GIVEN EXERCISE = Each entry below must be repeated exactly, with pictures left out.

[Data extracted from a collection]
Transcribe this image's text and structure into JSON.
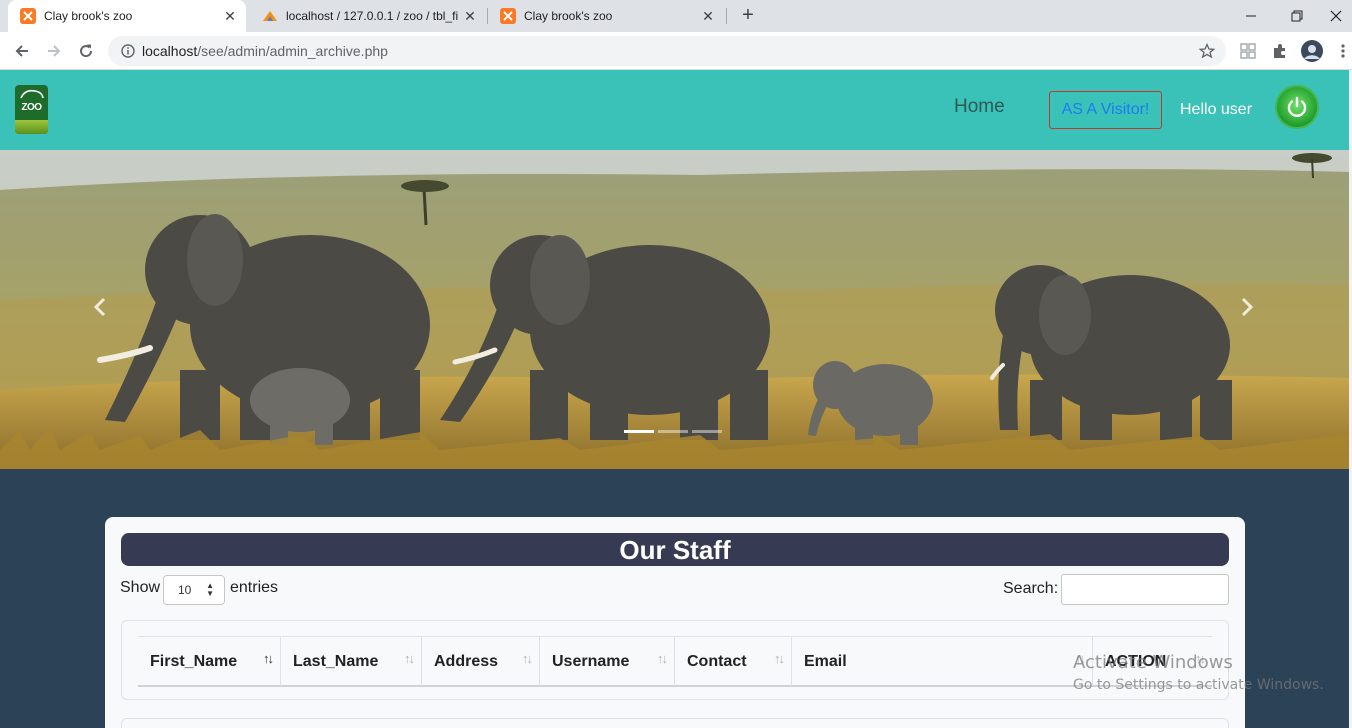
{
  "browser": {
    "tabs": [
      {
        "title": "Clay brook's zoo",
        "active": true
      },
      {
        "title": "localhost / 127.0.0.1 / zoo / tbl_fi",
        "active": false
      },
      {
        "title": "Clay brook's zoo",
        "active": false
      }
    ],
    "url_host": "localhost",
    "url_path": "/see/admin/admin_archive.php"
  },
  "header": {
    "logo_text": "ZOO",
    "nav_home": "Home",
    "visitor_button": "AS A Visitor!",
    "greeting": "Hello user"
  },
  "carousel": {
    "indicator_count": 3,
    "active_index": 0
  },
  "staff": {
    "title": "Our Staff",
    "show_label": "Show",
    "entries_value": "10",
    "entries_label": "entries",
    "search_label": "Search:",
    "columns": [
      "First_Name",
      "Last_Name",
      "Address",
      "Username",
      "Contact",
      "Email",
      "ACTION"
    ]
  },
  "watermark": {
    "line1": "Activate Windows",
    "line2": "Go to Settings to activate Windows."
  },
  "colors": {
    "header_bg": "#3ac1b8",
    "page_bg": "#2c4257",
    "title_bar": "#363a52"
  }
}
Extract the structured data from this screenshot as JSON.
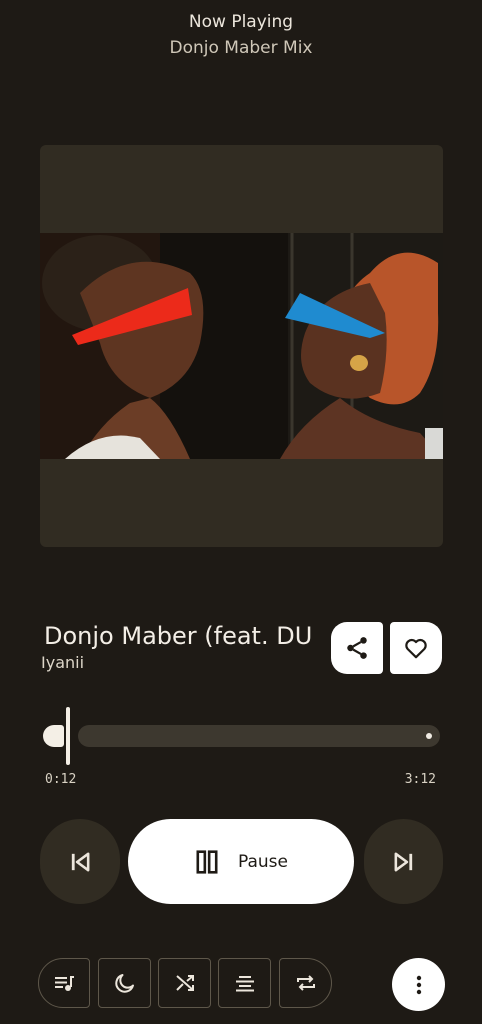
{
  "header": {
    "title": "Now Playing",
    "subtitle": "Donjo Maber Mix"
  },
  "track": {
    "title": "Donjo Maber (feat. DUI",
    "artist": "Iyanii",
    "current_time": "0:12",
    "total_time": "3:12",
    "progress": 0.0625
  },
  "controls": {
    "pause_label": "Pause"
  },
  "icons": {
    "share": "share-icon",
    "favorite": "heart-outline-icon",
    "previous": "skip-previous-icon",
    "next": "skip-next-icon",
    "pause": "pause-icon",
    "queue": "queue-music-icon",
    "sleep": "moon-icon",
    "shuffle": "shuffle-icon",
    "lyrics": "lyrics-lines-icon",
    "repeat": "repeat-icon",
    "more": "more-vertical-icon"
  },
  "colors": {
    "background": "#1e1a15",
    "surface": "#312c22",
    "accent": "#ffffff",
    "track_bg": "#3d382f"
  }
}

FINAL RESULT =
Transcribe this image's text and structure into JSON.
{
  "browser": {
    "tabs": [
      {
        "title": "Clay brook's zoo",
        "active": true
      },
      {
        "title": "localhost / 127.0.0.1 / zoo / tbl_fi",
        "active": false
      },
      {
        "title": "Clay brook's zoo",
        "active": false
      }
    ],
    "url_host": "localhost",
    "url_path": "/see/admin/admin_archive.php"
  },
  "header": {
    "logo_text": "ZOO",
    "nav_home": "Home",
    "visitor_button": "AS A Visitor!",
    "greeting": "Hello user"
  },
  "carousel": {
    "indicator_count": 3,
    "active_index": 0
  },
  "staff": {
    "title": "Our Staff",
    "show_label": "Show",
    "entries_value": "10",
    "entries_label": "entries",
    "search_label": "Search:",
    "columns": [
      "First_Name",
      "Last_Name",
      "Address",
      "Username",
      "Contact",
      "Email",
      "ACTION"
    ]
  },
  "watermark": {
    "line1": "Activate Windows",
    "line2": "Go to Settings to activate Windows."
  },
  "colors": {
    "header_bg": "#3ac1b8",
    "page_bg": "#2c4257",
    "title_bar": "#363a52"
  }
}
Extract the structured data from this screenshot as JSON.
{
  "header": {
    "title": "Now Playing",
    "subtitle": "Donjo Maber Mix"
  },
  "track": {
    "title": "Donjo Maber (feat. DUI",
    "artist": "Iyanii",
    "current_time": "0:12",
    "total_time": "3:12",
    "progress": 0.0625
  },
  "controls": {
    "pause_label": "Pause"
  },
  "icons": {
    "share": "share-icon",
    "favorite": "heart-outline-icon",
    "previous": "skip-previous-icon",
    "next": "skip-next-icon",
    "pause": "pause-icon",
    "queue": "queue-music-icon",
    "sleep": "moon-icon",
    "shuffle": "shuffle-icon",
    "lyrics": "lyrics-lines-icon",
    "repeat": "repeat-icon",
    "more": "more-vertical-icon"
  },
  "colors": {
    "background": "#1e1a15",
    "surface": "#312c22",
    "accent": "#ffffff",
    "track_bg": "#3d382f"
  }
}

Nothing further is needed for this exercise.